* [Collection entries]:
=-=-=

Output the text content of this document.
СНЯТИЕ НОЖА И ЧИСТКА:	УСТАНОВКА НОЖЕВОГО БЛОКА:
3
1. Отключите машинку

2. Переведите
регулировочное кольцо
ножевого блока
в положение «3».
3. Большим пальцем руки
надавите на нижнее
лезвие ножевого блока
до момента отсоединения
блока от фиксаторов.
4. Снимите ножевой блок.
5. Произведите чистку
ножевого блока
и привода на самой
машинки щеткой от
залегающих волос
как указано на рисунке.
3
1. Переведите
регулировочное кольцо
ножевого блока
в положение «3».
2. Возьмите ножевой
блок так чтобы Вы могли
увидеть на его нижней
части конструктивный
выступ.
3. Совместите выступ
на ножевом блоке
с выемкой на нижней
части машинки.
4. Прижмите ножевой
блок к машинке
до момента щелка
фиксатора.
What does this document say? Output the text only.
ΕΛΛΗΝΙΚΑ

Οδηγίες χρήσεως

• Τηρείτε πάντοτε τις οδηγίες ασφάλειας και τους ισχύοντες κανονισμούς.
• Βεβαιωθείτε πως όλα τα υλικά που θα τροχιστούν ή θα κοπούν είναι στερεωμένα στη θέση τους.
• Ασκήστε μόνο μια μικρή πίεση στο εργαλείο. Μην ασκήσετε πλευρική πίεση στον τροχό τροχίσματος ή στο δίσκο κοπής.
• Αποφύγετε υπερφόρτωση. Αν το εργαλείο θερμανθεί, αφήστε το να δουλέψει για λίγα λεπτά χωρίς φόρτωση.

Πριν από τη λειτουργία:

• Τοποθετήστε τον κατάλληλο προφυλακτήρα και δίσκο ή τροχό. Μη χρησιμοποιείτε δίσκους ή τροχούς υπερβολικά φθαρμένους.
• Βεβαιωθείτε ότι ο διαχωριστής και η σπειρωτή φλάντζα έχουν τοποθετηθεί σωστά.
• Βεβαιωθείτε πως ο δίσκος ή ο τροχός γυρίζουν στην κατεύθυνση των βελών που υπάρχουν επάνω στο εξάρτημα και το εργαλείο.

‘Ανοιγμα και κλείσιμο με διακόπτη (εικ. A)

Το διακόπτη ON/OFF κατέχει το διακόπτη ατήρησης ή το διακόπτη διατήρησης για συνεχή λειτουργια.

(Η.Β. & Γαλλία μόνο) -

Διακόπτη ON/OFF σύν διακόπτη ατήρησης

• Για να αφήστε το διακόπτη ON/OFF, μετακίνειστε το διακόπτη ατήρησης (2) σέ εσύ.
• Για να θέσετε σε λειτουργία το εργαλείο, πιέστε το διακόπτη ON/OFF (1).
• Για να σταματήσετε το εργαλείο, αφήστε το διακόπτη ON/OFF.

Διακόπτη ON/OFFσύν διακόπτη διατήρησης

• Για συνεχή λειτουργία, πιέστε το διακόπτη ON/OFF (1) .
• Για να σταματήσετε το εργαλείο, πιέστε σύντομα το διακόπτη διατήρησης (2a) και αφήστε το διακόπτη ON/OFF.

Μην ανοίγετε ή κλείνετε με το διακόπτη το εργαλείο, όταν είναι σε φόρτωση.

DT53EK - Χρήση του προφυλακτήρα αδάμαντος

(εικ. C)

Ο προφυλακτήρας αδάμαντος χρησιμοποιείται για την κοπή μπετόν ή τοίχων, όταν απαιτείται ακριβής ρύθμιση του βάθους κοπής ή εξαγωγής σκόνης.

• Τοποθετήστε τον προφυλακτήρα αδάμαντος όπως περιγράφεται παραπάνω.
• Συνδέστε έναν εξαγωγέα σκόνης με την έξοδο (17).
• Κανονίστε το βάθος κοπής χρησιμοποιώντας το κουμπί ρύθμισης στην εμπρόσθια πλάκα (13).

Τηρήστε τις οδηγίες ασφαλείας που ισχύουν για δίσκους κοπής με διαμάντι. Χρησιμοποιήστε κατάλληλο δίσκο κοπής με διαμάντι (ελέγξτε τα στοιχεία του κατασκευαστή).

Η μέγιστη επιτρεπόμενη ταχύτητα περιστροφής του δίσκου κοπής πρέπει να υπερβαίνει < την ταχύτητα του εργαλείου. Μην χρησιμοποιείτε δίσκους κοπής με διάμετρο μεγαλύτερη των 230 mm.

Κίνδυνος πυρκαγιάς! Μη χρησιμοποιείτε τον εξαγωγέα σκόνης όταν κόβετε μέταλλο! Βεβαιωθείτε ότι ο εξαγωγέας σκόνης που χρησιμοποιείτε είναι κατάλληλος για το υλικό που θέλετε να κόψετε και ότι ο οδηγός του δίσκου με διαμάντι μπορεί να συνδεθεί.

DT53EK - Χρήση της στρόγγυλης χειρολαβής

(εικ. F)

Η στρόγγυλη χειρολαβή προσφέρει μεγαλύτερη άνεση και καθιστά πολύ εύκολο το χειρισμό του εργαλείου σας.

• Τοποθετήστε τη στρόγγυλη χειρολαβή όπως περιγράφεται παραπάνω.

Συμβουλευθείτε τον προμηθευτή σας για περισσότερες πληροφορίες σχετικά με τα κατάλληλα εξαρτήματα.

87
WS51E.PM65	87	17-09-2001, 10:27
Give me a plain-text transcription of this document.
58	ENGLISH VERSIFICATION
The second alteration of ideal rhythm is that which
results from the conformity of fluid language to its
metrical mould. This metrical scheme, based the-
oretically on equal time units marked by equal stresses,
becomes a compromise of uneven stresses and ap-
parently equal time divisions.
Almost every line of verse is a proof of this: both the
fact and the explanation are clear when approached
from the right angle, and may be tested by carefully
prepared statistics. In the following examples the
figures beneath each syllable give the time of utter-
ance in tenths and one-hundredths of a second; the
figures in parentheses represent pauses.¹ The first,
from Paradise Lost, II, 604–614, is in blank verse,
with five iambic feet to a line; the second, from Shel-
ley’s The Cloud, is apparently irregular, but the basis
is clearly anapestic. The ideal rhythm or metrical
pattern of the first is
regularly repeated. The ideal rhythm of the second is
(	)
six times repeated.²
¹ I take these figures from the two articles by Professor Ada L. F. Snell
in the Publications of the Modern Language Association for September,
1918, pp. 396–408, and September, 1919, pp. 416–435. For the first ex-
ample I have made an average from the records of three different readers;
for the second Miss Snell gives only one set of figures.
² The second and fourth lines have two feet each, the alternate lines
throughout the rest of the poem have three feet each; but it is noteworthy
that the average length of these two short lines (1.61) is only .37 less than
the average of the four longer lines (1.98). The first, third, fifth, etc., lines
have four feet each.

=-=-=

* [Problem statement]: Gather up, from the records above, each line where the word "lines" appears.

* [Output below]:
² The second and fourth lines have two feet each, the alternate lines
that the average length of these two short lines (1.61) is only .37 less than
the average of the four longer lines (1.98). The first, third, fifth, etc., lines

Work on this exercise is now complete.